Locate the string "Biskupec" in the records below. Copy every line where it occurs.

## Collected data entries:
■ ■ ■ ■ ■ ■ ■

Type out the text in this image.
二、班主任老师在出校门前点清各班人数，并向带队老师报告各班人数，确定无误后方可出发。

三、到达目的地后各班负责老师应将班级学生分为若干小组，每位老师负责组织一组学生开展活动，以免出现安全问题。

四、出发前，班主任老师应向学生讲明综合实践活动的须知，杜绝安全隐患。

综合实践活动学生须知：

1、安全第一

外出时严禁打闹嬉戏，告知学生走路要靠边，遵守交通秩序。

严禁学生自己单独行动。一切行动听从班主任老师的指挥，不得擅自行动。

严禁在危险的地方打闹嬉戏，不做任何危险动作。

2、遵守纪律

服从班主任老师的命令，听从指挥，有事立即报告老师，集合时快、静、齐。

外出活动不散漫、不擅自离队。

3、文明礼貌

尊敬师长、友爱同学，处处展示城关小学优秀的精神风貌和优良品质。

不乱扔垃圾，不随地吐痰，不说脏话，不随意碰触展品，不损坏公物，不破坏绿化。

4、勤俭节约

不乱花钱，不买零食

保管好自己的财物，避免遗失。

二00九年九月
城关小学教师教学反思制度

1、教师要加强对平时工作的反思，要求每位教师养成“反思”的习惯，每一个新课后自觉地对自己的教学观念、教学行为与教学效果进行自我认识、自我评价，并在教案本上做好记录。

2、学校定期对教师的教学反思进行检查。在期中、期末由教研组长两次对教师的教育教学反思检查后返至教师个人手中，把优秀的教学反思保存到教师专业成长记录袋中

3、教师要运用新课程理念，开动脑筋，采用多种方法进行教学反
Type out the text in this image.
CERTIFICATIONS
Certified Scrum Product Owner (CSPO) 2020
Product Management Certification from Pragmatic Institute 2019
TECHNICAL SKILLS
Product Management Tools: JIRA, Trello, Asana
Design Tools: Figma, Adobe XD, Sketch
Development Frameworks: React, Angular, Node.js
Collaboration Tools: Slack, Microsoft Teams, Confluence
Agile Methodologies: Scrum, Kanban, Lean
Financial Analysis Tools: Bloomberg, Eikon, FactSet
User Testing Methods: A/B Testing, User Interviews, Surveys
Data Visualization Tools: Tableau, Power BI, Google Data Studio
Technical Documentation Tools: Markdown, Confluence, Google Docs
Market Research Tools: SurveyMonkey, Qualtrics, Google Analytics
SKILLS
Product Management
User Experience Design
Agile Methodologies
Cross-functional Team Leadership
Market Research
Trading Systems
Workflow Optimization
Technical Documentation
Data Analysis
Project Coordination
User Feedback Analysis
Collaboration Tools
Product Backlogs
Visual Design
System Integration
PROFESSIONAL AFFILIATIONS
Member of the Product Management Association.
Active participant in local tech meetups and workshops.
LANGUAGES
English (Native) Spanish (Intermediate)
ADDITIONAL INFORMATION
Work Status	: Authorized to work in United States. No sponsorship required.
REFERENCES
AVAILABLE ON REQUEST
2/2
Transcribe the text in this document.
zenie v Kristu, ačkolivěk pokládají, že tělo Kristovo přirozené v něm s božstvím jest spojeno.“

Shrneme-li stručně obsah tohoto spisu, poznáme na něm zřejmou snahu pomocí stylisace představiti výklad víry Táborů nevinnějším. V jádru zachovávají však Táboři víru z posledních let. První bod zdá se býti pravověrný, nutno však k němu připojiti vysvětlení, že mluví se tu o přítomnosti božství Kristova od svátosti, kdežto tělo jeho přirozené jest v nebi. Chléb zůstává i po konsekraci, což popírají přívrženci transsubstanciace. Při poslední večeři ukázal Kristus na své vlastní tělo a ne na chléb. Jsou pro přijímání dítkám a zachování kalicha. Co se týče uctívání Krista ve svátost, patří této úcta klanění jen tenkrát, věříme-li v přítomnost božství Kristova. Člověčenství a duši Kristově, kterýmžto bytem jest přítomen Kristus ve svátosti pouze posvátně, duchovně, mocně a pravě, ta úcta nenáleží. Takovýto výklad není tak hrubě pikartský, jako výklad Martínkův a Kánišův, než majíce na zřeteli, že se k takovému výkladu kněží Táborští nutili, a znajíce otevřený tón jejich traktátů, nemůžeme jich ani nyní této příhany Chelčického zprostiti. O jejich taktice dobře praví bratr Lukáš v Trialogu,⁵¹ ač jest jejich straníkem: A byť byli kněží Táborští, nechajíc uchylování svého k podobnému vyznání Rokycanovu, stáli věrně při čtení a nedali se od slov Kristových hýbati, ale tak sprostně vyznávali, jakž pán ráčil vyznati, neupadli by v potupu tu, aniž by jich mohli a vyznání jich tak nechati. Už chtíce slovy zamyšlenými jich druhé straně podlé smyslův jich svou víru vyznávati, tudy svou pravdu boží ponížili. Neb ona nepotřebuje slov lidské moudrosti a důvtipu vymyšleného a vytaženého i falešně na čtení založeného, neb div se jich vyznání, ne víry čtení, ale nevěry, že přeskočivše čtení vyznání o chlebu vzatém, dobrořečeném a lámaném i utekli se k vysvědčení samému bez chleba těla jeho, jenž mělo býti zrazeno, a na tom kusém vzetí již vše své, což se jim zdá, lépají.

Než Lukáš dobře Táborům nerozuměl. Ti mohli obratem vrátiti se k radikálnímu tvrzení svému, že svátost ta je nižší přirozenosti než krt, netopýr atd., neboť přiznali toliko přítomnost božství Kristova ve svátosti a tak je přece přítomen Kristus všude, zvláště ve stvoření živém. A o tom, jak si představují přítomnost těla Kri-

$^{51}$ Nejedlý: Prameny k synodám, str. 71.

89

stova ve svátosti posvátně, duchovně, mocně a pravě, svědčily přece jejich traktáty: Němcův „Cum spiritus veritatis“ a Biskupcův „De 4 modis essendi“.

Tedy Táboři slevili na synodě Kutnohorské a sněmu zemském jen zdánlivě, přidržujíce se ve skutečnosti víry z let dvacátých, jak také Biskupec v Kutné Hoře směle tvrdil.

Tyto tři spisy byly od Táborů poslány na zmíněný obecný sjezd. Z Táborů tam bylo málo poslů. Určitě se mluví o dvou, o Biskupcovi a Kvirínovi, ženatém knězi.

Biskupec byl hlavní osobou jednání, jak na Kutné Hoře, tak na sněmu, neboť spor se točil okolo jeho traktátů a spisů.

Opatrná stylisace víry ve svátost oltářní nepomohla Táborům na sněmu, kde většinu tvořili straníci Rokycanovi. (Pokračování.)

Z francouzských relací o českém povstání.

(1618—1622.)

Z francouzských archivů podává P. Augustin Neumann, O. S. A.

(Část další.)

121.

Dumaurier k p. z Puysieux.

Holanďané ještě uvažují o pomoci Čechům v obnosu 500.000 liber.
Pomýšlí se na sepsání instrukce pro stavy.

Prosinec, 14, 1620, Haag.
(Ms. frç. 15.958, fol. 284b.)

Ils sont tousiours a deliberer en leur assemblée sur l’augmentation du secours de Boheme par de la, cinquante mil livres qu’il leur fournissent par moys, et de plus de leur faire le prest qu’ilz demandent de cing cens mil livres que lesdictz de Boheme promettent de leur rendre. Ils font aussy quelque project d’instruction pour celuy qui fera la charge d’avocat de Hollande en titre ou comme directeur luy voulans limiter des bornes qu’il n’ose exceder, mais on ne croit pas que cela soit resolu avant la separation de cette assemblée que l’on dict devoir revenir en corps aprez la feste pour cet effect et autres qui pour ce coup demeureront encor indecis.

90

■ ■ ■ ■ ■ ■ ■

## Output below:
Tedy Táboři slevili na synodě Kutnohorské a sněmu zemském jen zdánlivě, přidržujíce se ve skutečnosti víry z let dvacátých, jak také Biskupec v Kutné Hoře směle tvrdil.
Biskupec byl hlavní osobou jednání, jak na Kutné Hoře, tak na sněmu, neboť spor se točil okolo jeho traktátů a spisů.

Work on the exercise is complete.